What this task involves
Your task is to copy every line of the records below that contains "TradeWave".

>> begin

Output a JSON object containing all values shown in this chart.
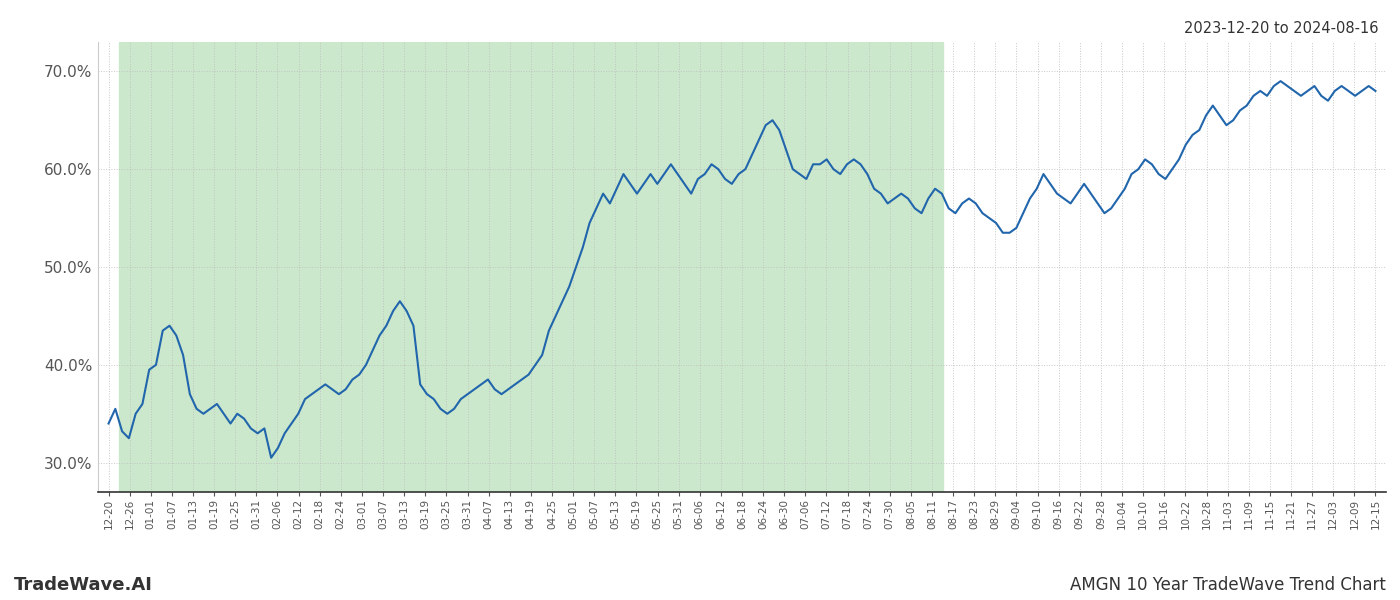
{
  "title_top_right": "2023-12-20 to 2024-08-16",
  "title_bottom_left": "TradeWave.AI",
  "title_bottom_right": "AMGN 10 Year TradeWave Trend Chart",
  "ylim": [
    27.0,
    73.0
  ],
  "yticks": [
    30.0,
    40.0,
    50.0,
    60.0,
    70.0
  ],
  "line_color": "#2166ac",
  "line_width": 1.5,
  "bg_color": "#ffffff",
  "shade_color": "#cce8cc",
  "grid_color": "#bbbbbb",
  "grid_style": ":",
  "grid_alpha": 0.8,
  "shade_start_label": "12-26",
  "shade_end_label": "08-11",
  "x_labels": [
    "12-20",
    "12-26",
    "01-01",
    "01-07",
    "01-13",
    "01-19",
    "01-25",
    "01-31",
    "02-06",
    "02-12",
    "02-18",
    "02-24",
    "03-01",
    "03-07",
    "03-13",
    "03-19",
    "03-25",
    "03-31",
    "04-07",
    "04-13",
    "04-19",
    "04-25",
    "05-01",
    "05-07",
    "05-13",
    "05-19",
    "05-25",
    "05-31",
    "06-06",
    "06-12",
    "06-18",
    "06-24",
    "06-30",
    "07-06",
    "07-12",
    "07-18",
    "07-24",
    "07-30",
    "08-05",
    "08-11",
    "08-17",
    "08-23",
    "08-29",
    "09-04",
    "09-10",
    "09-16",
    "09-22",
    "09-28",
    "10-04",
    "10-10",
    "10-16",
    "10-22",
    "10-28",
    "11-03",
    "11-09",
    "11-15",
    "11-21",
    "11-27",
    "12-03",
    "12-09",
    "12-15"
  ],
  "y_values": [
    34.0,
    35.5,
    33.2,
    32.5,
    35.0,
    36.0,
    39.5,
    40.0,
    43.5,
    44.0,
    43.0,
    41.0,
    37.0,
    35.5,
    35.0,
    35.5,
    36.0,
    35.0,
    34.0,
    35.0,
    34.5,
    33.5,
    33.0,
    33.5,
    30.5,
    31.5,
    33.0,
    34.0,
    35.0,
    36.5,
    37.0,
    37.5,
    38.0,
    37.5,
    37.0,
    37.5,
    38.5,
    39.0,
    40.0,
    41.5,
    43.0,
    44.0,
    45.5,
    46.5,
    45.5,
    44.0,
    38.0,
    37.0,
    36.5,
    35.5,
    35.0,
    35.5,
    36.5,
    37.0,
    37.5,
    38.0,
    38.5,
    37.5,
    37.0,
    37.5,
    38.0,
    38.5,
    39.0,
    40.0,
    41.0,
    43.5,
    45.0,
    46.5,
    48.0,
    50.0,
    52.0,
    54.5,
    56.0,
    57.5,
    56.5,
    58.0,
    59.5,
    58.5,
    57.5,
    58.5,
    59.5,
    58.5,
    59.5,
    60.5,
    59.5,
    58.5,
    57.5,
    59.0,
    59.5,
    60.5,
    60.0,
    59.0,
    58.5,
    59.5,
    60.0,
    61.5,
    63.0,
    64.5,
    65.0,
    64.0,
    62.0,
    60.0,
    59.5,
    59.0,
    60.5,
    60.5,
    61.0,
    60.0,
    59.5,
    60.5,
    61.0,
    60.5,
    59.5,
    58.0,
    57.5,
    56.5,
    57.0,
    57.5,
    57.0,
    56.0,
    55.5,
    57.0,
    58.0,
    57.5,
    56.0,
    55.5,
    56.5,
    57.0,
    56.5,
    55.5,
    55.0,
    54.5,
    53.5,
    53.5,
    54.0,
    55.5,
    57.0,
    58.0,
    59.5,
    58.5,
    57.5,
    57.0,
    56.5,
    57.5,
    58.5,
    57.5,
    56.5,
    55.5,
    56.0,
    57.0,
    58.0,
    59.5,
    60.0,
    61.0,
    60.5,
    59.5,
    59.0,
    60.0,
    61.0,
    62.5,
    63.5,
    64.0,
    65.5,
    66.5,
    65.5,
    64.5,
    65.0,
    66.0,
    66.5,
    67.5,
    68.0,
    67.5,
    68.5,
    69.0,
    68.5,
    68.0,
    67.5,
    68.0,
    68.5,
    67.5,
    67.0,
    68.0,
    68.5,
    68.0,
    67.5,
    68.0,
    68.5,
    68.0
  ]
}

>> end

Complete answer
  "title_bottom_left": "TradeWave.AI",
  "title_bottom_right": "AMGN 10 Year TradeWave Trend Chart",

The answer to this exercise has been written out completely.